Despite being ignored throughout history, intersex identities have a large presence in medical and mythological literature

Activists are fighting this, though. Last year, the artist Ela Xora launched a series of exhibitions entitled Signs of Intersex People, a response to the discovery that, in the past, Cambridge’s Museum of Classical Archaeology had banned intersex deity sculptures. “Museums have erased intersex bodies – they consciously banned ancient intersex history and artefacts from their collections, arguing that ‘intersex bodies are not fit for the public to see,'’' says Xora. "This effectively masked historical intersex figures from history; from the public, from their students. This exacerbates the invisibility of intersex bodies in the past, present and future.” This invisibility is a key problem – erasure leads to dehumanisation which, in turn, leads to the continued justification for these mutilations.

Xora points out that, despite being frequently ignored throughout history, intersex identities have a large presence within both medical and mythological literature. She also points to the importance of terminology in the practice of undermining what she describes as the "grey scale" of biological sex: “Intersex is well-documented but referred to in history under different names such as ‘hermaphrodite’. In reality, the idea that biological sex is binary in nature is a myth born from myths.”

It’s also more common than many may initially think – Greenberry claims that around 1 in every 150 children in the UK has some degree of sex characteristic variation (estimates vary by source), yet the medical and professional care dedicated to intersex people is “appalling – not in line with the quality care and overwhelming value that the NHS professionals offer”. Whether this anomalous treatment indicates deliberate discrimination or mere lack of education, it’s clear that further action needs to be taken.

(Dataset entries)
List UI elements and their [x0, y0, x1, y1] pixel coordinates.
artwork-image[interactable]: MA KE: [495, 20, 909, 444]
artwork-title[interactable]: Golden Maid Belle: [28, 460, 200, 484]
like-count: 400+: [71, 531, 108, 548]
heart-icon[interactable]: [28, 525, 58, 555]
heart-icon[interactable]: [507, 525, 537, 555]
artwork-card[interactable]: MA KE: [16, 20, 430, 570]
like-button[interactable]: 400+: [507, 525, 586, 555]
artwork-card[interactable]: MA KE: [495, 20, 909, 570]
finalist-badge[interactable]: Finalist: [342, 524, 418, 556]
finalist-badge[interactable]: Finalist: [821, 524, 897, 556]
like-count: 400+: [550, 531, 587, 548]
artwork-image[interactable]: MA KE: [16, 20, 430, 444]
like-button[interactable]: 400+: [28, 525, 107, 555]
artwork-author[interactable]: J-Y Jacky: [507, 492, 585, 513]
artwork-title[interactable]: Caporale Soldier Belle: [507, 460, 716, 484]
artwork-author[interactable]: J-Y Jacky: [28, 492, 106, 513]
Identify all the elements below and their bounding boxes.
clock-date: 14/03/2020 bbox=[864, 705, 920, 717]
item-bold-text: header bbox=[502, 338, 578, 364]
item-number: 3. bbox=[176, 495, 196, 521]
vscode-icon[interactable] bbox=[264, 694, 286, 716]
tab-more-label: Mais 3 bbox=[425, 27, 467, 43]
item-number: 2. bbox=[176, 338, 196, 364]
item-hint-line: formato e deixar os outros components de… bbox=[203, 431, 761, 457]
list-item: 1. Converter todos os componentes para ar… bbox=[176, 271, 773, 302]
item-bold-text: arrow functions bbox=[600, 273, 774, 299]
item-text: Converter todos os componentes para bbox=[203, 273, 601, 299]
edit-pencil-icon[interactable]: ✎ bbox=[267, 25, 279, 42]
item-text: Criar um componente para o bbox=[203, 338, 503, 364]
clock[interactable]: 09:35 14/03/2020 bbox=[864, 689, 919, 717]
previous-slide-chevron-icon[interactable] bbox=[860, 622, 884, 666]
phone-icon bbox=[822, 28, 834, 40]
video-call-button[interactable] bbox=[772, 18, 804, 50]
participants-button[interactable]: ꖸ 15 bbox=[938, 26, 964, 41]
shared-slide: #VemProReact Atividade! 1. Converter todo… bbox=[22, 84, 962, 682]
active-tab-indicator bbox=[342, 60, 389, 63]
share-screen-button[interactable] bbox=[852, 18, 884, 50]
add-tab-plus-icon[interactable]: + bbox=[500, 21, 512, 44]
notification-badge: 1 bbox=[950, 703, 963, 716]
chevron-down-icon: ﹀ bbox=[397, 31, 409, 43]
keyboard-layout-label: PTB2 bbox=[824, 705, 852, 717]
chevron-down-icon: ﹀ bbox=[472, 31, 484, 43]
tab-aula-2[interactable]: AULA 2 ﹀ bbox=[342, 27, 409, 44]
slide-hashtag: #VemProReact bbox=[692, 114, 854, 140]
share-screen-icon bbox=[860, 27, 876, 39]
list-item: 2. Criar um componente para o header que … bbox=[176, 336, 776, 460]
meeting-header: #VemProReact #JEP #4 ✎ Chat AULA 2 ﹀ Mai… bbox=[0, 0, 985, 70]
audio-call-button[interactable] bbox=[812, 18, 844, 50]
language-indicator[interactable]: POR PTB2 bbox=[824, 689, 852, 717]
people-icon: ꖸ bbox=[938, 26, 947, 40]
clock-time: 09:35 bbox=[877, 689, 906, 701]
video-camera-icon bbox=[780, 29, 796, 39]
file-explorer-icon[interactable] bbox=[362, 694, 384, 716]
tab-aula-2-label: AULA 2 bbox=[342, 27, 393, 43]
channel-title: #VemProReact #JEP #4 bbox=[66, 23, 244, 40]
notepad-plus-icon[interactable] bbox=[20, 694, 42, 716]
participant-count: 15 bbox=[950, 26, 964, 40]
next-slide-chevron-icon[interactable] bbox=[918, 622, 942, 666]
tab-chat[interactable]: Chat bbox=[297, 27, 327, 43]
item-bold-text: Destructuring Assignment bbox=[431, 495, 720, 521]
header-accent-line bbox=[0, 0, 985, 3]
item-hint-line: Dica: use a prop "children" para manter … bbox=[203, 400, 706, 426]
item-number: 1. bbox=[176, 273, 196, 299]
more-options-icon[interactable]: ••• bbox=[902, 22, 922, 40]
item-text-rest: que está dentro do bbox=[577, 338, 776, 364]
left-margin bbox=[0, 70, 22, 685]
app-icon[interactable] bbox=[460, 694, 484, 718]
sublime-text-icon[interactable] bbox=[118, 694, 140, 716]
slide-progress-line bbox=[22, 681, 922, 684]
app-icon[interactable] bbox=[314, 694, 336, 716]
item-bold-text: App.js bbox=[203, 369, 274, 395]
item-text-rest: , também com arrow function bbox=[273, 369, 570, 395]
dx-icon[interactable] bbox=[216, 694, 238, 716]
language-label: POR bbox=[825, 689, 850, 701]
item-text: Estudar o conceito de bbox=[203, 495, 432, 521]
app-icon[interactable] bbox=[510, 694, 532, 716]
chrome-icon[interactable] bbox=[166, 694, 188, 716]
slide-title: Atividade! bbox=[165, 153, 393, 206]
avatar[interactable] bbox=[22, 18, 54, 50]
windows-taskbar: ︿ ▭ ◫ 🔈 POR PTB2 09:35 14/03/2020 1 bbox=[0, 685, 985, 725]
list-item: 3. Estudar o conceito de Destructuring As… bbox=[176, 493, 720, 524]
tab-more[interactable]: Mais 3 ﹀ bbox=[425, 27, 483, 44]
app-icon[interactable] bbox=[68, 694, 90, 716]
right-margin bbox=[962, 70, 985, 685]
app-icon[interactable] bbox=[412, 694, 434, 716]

Task brief:
Pick up the passage about intersex people's historical erasure after its final sentence and continue it.

Expected answer:
One initiative to raise the visibility of intersex identities is the establishment of two days of importance – Intersex Awareness Day (26th October) and the Intersex Day of Solidarity (8th November). The former commemorates a demonstration by a small group of intersex friends and activists, all of whom had been forced to endure painful surgeries, outside a Boston medical conference in 1996. Morgan Carpenter is largely responsible for the growing awareness of these two dates, founding the Intersex Day project back in 2015. “I aim to bring together the intersex-led and institutional events that mark this date in order to show not only how far we have come, but the challenges still facing us.”

IntersexUK is equally invested in the improvement of intersex rights – not only do members of the organisation travel the country delivering lectures and lived testimonies at medical schools, it is the first NGO in the UK to deliver intersex consultancy and education to a Scottish parliamentary welcome. However, despite support coming directly from the United Nations and various human rights organisations, the issue of IGM is still largely unacknowledged within UK parliament.

When asked what exactly can be done to actively combat the lack of visibility and general erasure of IGM, Carpenter urges the general public to research the problem and share the results. “Write to your MPs and demand change – we have often documented the evidence, we just need more people to speak up. Charitable organisations can also help fund intersex-led work – we’re desperately under-resourced.”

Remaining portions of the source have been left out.